- DATA FOR PROCESSING
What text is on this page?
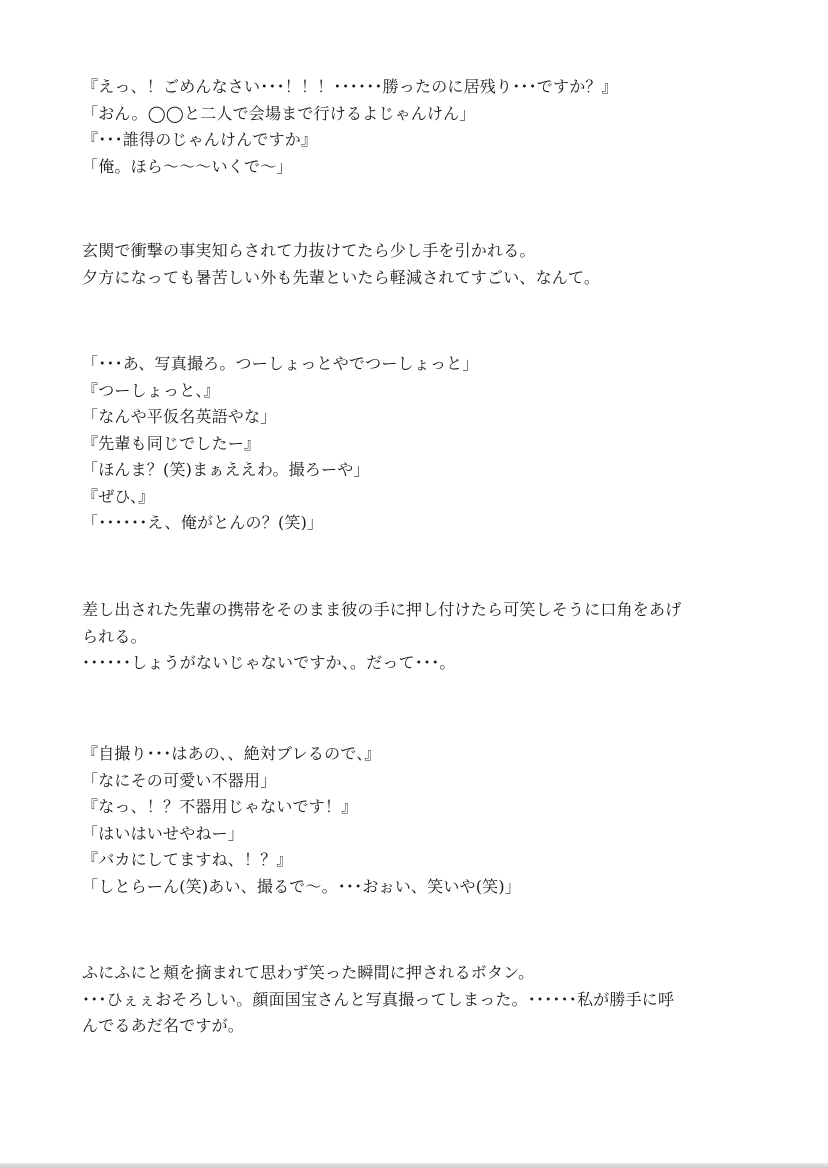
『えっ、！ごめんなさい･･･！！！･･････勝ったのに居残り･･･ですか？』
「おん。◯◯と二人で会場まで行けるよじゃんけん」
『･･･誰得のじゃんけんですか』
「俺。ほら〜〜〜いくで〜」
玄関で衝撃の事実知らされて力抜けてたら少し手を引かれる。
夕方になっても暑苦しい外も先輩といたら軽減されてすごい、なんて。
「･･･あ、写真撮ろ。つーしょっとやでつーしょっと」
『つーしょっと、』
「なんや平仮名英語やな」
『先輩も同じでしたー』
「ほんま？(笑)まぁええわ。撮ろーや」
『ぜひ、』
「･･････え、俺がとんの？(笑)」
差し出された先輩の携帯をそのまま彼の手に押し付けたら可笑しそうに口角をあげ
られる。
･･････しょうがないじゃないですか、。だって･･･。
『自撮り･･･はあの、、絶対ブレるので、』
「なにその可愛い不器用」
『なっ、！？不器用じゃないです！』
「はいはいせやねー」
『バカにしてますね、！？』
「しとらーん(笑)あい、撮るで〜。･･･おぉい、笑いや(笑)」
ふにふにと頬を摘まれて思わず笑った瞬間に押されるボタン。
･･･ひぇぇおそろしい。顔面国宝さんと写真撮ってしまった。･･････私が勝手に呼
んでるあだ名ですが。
--
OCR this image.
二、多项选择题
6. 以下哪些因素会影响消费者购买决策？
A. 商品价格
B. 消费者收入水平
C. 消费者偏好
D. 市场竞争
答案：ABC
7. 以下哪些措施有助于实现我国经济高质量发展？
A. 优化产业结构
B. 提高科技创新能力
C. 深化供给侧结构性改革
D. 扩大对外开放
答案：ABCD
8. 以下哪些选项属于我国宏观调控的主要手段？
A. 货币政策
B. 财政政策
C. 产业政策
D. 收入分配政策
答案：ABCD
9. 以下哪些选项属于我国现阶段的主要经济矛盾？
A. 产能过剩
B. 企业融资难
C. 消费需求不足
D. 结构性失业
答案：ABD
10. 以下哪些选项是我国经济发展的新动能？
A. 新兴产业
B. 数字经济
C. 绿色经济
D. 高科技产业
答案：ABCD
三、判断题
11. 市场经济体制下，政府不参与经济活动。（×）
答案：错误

- INSTRUCTIONS FOR THE TASK
Using the listing above, list every line in which the string "this" occurs.

- FINAL ANSWER
What text is on this page?
OCR this image.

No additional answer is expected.